Raw records:
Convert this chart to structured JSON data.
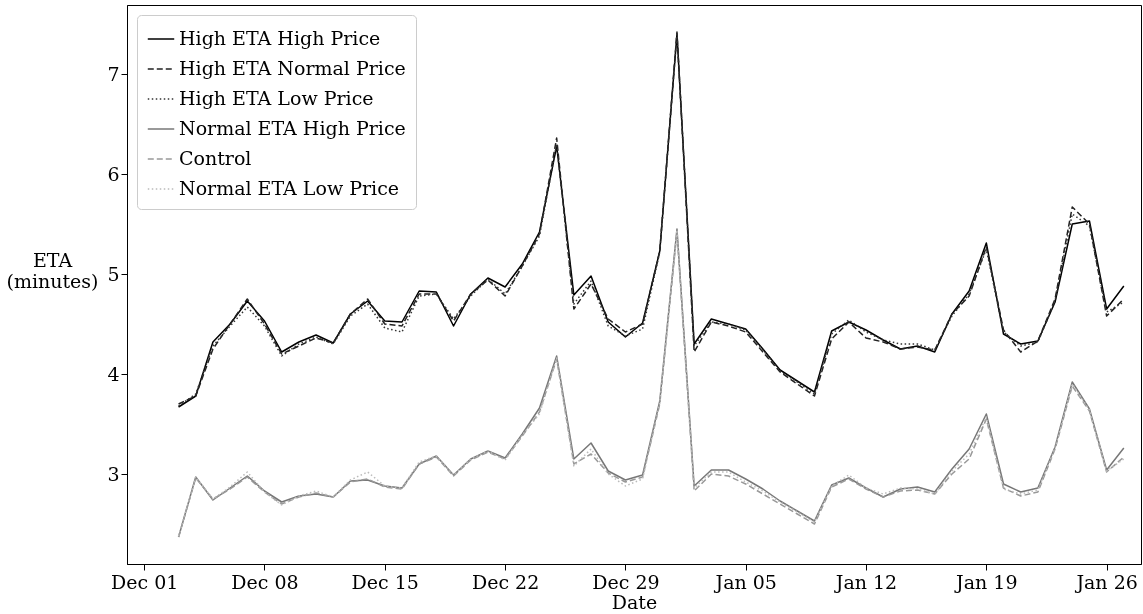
{
  "chart_data": {
    "type": "line",
    "xlabel": "Date",
    "ylabel": "ETA\n(minutes)",
    "legend": "top left",
    "grid": false,
    "marker": "none",
    "categories": [
      "Dec 01",
      null,
      null,
      null,
      null,
      null,
      null,
      "Dec 08",
      null,
      null,
      null,
      null,
      null,
      null,
      "Dec 15",
      null,
      null,
      null,
      null,
      null,
      null,
      "Dec 22",
      null,
      null,
      null,
      null,
      null,
      null,
      "Dec 29",
      null,
      null,
      null,
      null,
      null,
      null,
      "Jan 05",
      null,
      null,
      null,
      null,
      null,
      null,
      "Jan 12",
      null,
      null,
      null,
      null,
      null,
      null,
      "Jan 19",
      null,
      null,
      null,
      null,
      null,
      null,
      "Jan 26",
      null
    ],
    "ylim": [
      2.1,
      7.69
    ],
    "yticks": [
      3,
      4,
      5,
      6,
      7
    ],
    "series": [
      {
        "name": "High ETA High Price",
        "color": "#000000",
        "line_style": "solid",
        "values": [
          null,
          null,
          3.67,
          3.78,
          4.32,
          4.5,
          4.73,
          4.53,
          4.22,
          4.32,
          4.39,
          4.31,
          4.6,
          4.73,
          4.53,
          4.52,
          4.83,
          4.82,
          4.48,
          4.8,
          4.96,
          4.87,
          5.1,
          5.42,
          6.28,
          4.79,
          4.98,
          4.52,
          4.37,
          4.51,
          5.23,
          7.4,
          4.3,
          4.55,
          4.5,
          4.45,
          4.25,
          4.04,
          3.93,
          3.82,
          4.43,
          4.52,
          4.44,
          4.34,
          4.25,
          4.28,
          4.22,
          4.6,
          4.83,
          5.31,
          4.4,
          4.3,
          4.33,
          4.72,
          5.5,
          5.53,
          4.65,
          4.88
        ]
      },
      {
        "name": "High ETA Normal Price",
        "color": "#222222",
        "line_style": "dashed",
        "values": [
          null,
          null,
          3.7,
          3.78,
          4.25,
          4.5,
          4.75,
          4.5,
          4.2,
          4.28,
          4.36,
          4.31,
          4.6,
          4.75,
          4.5,
          4.48,
          4.8,
          4.8,
          4.53,
          4.8,
          4.94,
          4.78,
          5.08,
          5.4,
          6.36,
          4.65,
          4.9,
          4.55,
          4.42,
          4.5,
          5.23,
          7.42,
          4.22,
          4.52,
          4.48,
          4.42,
          4.22,
          4.02,
          3.9,
          3.78,
          4.35,
          4.52,
          4.36,
          4.32,
          4.25,
          4.27,
          4.24,
          4.6,
          4.78,
          5.27,
          4.44,
          4.22,
          4.33,
          4.75,
          5.67,
          5.5,
          4.58,
          4.75
        ]
      },
      {
        "name": "High ETA Low Price",
        "color": "#333333",
        "line_style": "dotted",
        "values": [
          null,
          null,
          3.68,
          3.8,
          4.28,
          4.48,
          4.67,
          4.48,
          4.18,
          4.3,
          4.37,
          4.3,
          4.58,
          4.7,
          4.46,
          4.42,
          4.78,
          4.8,
          4.55,
          4.78,
          4.95,
          4.8,
          5.08,
          5.38,
          6.3,
          4.7,
          4.93,
          4.48,
          4.38,
          4.45,
          5.22,
          7.4,
          4.28,
          4.52,
          4.5,
          4.44,
          4.24,
          4.03,
          3.92,
          3.8,
          4.4,
          4.54,
          4.42,
          4.34,
          4.3,
          4.3,
          4.24,
          4.58,
          4.8,
          5.25,
          4.42,
          4.28,
          4.32,
          4.73,
          5.6,
          5.48,
          4.62,
          4.72
        ]
      },
      {
        "name": "Normal ETA High Price",
        "color": "#777777",
        "line_style": "solid",
        "values": [
          null,
          null,
          2.37,
          2.97,
          2.74,
          2.86,
          2.98,
          2.83,
          2.72,
          2.78,
          2.8,
          2.77,
          2.93,
          2.94,
          2.88,
          2.86,
          3.1,
          3.18,
          2.99,
          3.15,
          3.23,
          3.16,
          3.4,
          3.66,
          4.18,
          3.15,
          3.31,
          3.03,
          2.94,
          2.99,
          3.73,
          5.45,
          2.88,
          3.04,
          3.04,
          2.95,
          2.85,
          2.73,
          2.63,
          2.53,
          2.89,
          2.96,
          2.86,
          2.77,
          2.85,
          2.87,
          2.82,
          3.05,
          3.25,
          3.6,
          2.9,
          2.82,
          2.86,
          3.27,
          3.92,
          3.65,
          3.04,
          3.26
        ]
      },
      {
        "name": "Control",
        "color": "#999999",
        "line_style": "dashed",
        "values": [
          null,
          null,
          2.37,
          2.96,
          2.75,
          2.85,
          2.97,
          2.82,
          2.7,
          2.77,
          2.81,
          2.77,
          2.92,
          2.95,
          2.87,
          2.85,
          3.1,
          3.17,
          2.98,
          3.14,
          3.22,
          3.15,
          3.38,
          3.62,
          4.15,
          3.1,
          3.2,
          3.01,
          2.92,
          2.97,
          3.7,
          5.42,
          2.83,
          3.0,
          2.98,
          2.9,
          2.8,
          2.7,
          2.6,
          2.5,
          2.87,
          2.95,
          2.85,
          2.77,
          2.83,
          2.84,
          2.8,
          3.0,
          3.15,
          3.55,
          2.86,
          2.78,
          2.82,
          3.25,
          3.88,
          3.63,
          3.02,
          3.17
        ]
      },
      {
        "name": "Normal ETA Low Price",
        "color": "#bbbbbb",
        "line_style": "dotted",
        "values": [
          null,
          null,
          2.38,
          2.97,
          2.75,
          2.87,
          3.02,
          2.82,
          2.69,
          2.78,
          2.83,
          2.77,
          2.94,
          3.02,
          2.88,
          2.86,
          3.12,
          3.18,
          2.99,
          3.15,
          3.23,
          3.14,
          3.39,
          3.6,
          4.16,
          3.08,
          3.25,
          3.0,
          2.88,
          2.95,
          3.71,
          5.44,
          2.86,
          3.02,
          3.02,
          2.92,
          2.83,
          2.72,
          2.62,
          2.52,
          2.88,
          2.99,
          2.86,
          2.8,
          2.86,
          2.85,
          2.8,
          3.03,
          3.2,
          3.57,
          2.85,
          2.8,
          2.84,
          3.26,
          3.9,
          3.64,
          3.03,
          3.15
        ]
      }
    ]
  }
}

Written problem: Go through the listing above and list every line that has the word "color".

Answer in full:
        "color": "#000000",
        "color": "#222222",
        "color": "#333333",
        "color": "#777777",
        "color": "#999999",
        "color": "#bbbbbb",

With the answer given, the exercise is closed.